Transcribe the material word for word, but without the images.

========

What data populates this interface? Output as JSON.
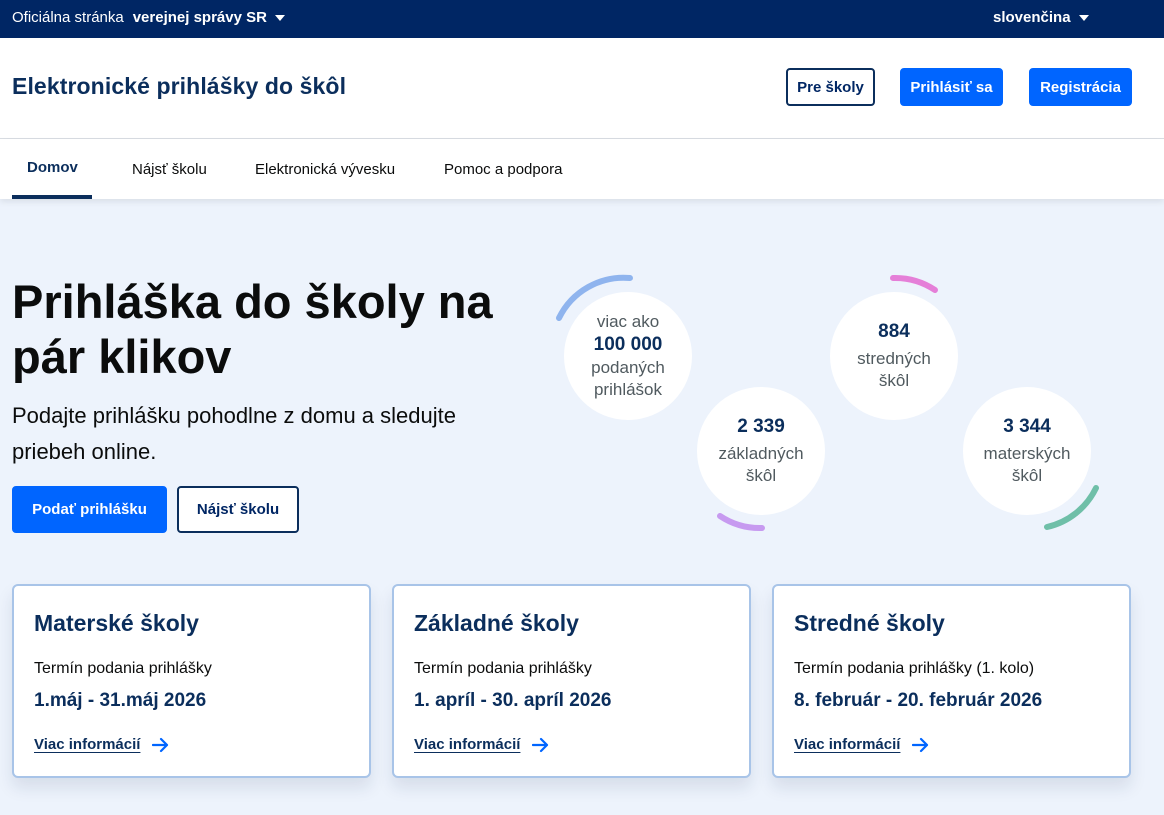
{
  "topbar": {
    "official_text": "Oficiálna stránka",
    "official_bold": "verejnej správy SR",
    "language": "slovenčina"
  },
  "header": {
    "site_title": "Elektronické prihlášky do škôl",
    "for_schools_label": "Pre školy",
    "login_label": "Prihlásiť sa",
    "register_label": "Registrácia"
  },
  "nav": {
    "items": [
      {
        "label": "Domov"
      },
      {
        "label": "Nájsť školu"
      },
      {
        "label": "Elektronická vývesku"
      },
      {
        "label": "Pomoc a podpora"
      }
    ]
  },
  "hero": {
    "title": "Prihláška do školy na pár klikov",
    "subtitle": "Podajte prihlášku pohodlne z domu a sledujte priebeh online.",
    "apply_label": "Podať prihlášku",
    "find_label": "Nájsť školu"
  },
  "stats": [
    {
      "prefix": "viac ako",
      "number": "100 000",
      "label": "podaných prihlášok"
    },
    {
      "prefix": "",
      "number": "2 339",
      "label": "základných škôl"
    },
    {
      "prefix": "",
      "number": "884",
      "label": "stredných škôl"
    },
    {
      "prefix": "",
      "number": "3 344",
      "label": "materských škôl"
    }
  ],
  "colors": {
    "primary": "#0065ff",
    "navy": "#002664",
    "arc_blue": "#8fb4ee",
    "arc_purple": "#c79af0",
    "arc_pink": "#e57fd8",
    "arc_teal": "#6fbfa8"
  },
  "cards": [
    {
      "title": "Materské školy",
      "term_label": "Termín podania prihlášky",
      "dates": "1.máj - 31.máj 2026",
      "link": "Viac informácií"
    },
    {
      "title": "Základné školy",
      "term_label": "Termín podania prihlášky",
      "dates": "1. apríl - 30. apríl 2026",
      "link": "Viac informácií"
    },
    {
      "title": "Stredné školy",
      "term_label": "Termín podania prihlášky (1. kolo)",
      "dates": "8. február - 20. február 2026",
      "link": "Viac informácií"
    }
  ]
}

========

SOLVED PROBLEM:
What data populates this interface? Output as JSON.
{
  "topbar": {
    "official_text": "Oficiálna stránka",
    "official_bold": "verejnej správy SR",
    "language": "slovenčina"
  },
  "header": {
    "site_title": "Elektronické prihlášky do škôl",
    "for_schools_label": "Pre školy",
    "login_label": "Prihlásiť sa",
    "register_label": "Registrácia"
  },
  "nav": {
    "items": [
      {
        "label": "Domov"
      },
      {
        "label": "Nájsť školu"
      },
      {
        "label": "Elektronická vývesku"
      },
      {
        "label": "Pomoc a podpora"
      }
    ]
  },
  "hero": {
    "title": "Prihláška do školy na pár klikov",
    "subtitle": "Podajte prihlášku pohodlne z domu a sledujte priebeh online.",
    "apply_label": "Podať prihlášku",
    "find_label": "Nájsť školu"
  },
  "stats": [
    {
      "prefix": "viac ako",
      "number": "100 000",
      "label": "podaných prihlášok"
    },
    {
      "prefix": "",
      "number": "2 339",
      "label": "základných škôl"
    },
    {
      "prefix": "",
      "number": "884",
      "label": "stredných škôl"
    },
    {
      "prefix": "",
      "number": "3 344",
      "label": "materských škôl"
    }
  ],
  "colors": {
    "primary": "#0065ff",
    "navy": "#002664",
    "arc_blue": "#8fb4ee",
    "arc_purple": "#c79af0",
    "arc_pink": "#e57fd8",
    "arc_teal": "#6fbfa8"
  },
  "cards": [
    {
      "title": "Materské školy",
      "term_label": "Termín podania prihlášky",
      "dates": "1.máj - 31.máj 2026",
      "link": "Viac informácií"
    },
    {
      "title": "Základné školy",
      "term_label": "Termín podania prihlášky",
      "dates": "1. apríl - 30. apríl 2026",
      "link": "Viac informácií"
    },
    {
      "title": "Stredné školy",
      "term_label": "Termín podania prihlášky (1. kolo)",
      "dates": "8. február - 20. február 2026",
      "link": "Viac informácií"
    }
  ]
}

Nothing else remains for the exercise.